= Problem details =
Here are some records; copy every line that holds the word "Infatti".
§ §
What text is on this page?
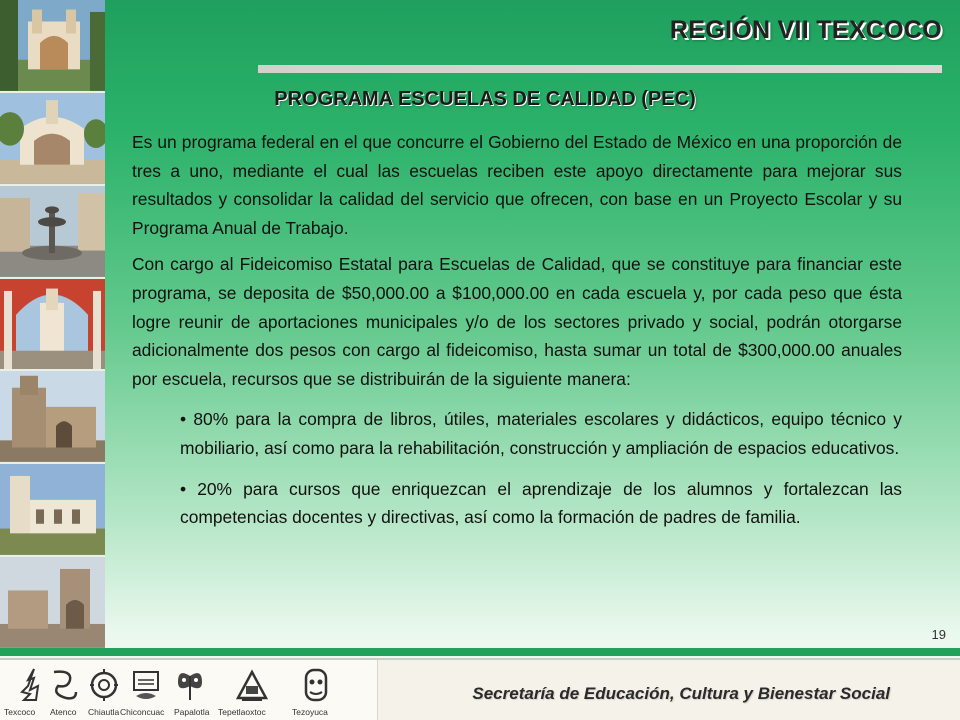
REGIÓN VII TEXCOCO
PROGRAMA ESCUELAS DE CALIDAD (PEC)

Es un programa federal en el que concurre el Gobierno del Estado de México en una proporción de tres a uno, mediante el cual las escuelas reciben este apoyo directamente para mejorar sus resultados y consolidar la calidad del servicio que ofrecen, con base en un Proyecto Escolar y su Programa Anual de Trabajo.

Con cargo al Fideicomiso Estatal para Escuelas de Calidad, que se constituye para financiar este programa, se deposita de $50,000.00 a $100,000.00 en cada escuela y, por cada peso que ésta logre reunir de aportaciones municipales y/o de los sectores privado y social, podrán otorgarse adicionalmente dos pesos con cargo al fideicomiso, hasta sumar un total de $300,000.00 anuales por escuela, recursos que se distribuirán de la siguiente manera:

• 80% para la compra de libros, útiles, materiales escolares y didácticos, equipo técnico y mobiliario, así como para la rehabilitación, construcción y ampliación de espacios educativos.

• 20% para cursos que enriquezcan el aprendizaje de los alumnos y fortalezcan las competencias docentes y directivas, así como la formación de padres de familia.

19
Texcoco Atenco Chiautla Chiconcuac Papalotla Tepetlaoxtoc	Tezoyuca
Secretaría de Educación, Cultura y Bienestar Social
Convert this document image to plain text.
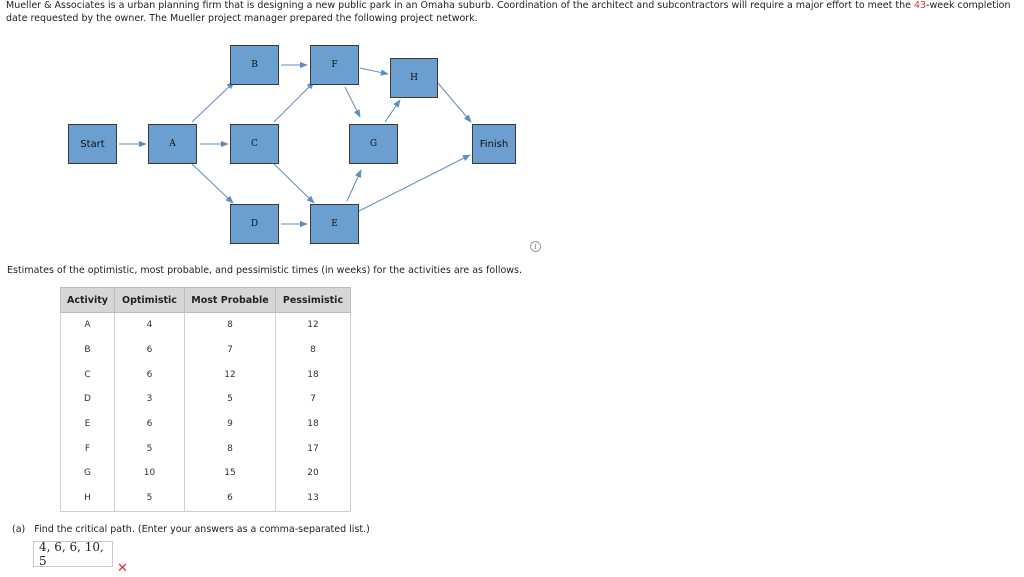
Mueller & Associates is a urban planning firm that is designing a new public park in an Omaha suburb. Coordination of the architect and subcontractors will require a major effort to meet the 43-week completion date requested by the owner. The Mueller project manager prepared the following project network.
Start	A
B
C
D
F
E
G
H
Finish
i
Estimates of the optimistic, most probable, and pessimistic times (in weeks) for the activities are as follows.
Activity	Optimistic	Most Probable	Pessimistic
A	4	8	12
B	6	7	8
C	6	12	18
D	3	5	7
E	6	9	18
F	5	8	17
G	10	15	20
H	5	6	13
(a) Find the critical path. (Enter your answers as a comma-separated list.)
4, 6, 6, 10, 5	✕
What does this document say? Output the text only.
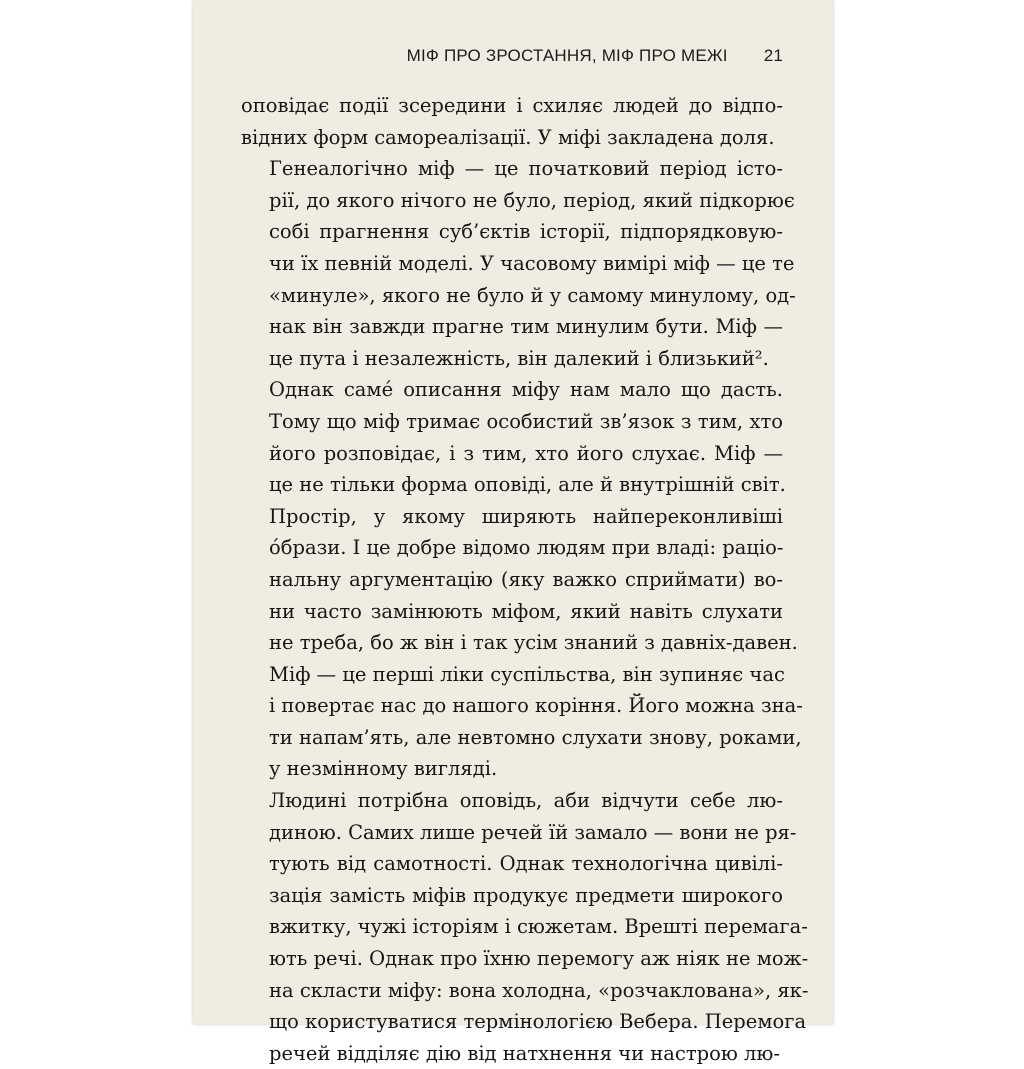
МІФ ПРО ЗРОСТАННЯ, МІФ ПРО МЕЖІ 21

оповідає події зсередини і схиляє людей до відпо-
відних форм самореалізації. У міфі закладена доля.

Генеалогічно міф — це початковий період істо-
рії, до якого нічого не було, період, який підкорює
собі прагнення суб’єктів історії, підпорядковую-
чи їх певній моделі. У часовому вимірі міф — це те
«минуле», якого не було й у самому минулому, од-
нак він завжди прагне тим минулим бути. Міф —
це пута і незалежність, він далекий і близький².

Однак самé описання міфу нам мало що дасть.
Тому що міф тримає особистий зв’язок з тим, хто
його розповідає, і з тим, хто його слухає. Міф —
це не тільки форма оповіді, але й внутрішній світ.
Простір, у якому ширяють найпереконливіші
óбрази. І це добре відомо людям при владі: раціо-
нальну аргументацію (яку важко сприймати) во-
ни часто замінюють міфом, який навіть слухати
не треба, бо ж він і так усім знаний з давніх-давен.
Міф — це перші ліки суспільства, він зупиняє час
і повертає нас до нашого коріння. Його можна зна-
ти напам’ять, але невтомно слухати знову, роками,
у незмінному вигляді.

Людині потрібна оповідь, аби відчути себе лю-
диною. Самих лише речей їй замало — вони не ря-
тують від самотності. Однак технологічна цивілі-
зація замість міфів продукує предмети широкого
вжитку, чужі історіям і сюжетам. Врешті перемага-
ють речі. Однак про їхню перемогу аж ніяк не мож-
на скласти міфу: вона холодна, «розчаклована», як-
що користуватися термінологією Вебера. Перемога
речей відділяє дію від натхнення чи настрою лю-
§ §
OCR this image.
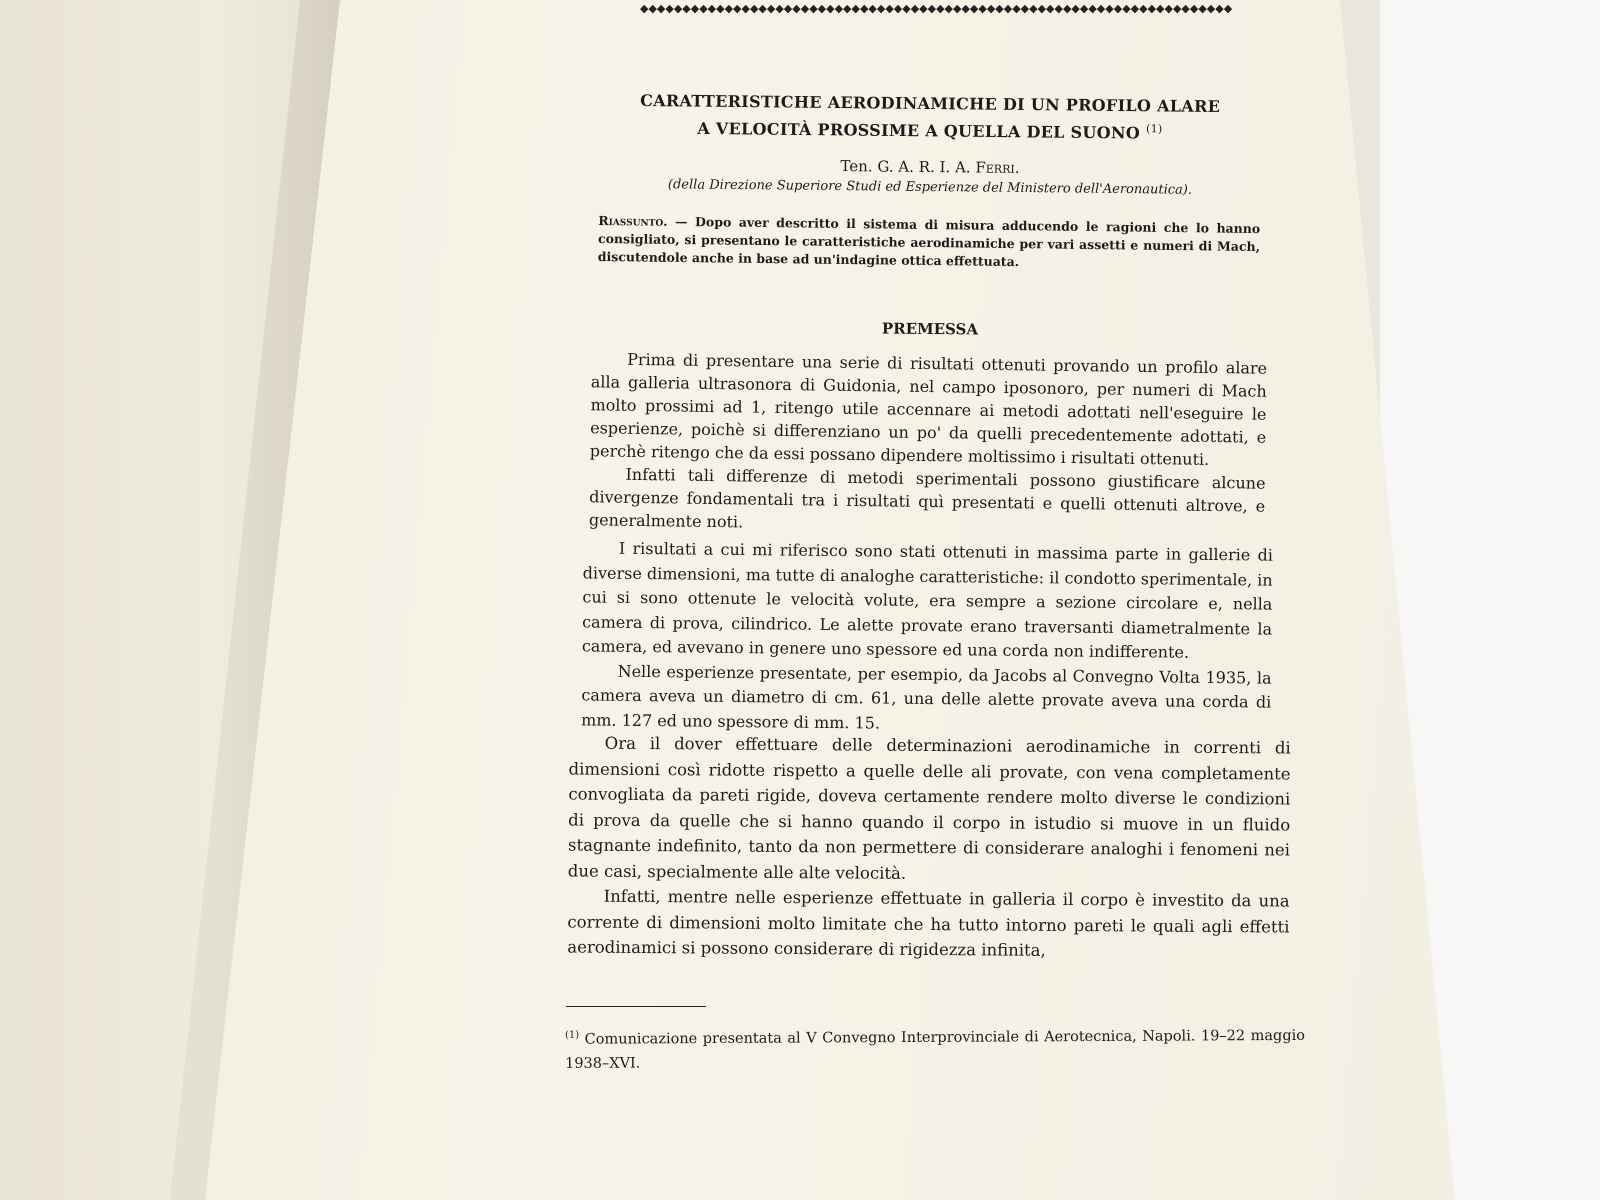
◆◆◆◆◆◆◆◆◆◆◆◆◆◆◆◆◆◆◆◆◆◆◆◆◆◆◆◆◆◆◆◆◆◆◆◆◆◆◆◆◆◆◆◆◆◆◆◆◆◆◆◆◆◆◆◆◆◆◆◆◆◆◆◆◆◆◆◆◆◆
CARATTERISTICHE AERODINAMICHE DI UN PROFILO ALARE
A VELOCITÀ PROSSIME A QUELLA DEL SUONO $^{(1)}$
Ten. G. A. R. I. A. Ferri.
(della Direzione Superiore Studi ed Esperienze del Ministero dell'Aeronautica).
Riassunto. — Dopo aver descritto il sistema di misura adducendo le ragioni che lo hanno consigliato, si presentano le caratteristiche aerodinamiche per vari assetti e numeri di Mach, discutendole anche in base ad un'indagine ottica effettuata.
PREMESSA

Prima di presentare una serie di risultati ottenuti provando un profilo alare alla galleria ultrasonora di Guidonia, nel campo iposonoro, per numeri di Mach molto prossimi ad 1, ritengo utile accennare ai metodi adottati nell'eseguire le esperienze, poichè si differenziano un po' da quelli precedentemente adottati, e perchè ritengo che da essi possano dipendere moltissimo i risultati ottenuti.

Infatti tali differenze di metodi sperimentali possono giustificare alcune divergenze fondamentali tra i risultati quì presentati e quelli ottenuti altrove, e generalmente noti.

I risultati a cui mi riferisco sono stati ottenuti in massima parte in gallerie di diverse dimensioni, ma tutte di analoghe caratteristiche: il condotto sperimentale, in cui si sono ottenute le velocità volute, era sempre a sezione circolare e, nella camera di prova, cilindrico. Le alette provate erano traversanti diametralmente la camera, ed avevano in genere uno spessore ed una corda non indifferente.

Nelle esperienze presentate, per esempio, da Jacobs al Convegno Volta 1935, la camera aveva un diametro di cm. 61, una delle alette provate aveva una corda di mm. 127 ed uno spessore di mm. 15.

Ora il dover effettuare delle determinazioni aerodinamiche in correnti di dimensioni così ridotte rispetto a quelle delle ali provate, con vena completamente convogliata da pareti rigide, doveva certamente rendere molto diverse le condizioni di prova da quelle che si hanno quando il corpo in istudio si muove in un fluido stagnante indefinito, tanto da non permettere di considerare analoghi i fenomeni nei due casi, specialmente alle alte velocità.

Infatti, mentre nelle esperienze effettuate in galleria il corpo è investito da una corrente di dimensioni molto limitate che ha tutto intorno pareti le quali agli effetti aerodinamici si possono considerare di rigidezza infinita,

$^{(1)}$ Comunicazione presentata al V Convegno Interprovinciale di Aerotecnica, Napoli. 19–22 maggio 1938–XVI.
§ §
= Response to the task =
Infatti tali differenze di metodi sperimentali possono giustificare alcune divergenze fondamentali tra i risultati quì presentati e quelli ottenuti altrove, e generalmente noti.
Infatti, mentre nelle esperienze effettuate in galleria il corpo è investito da una corrente di dimensioni molto limitate che ha tutto intorno pareti le quali agli effetti aerodinamici si possono considerare di rigidezza infinita,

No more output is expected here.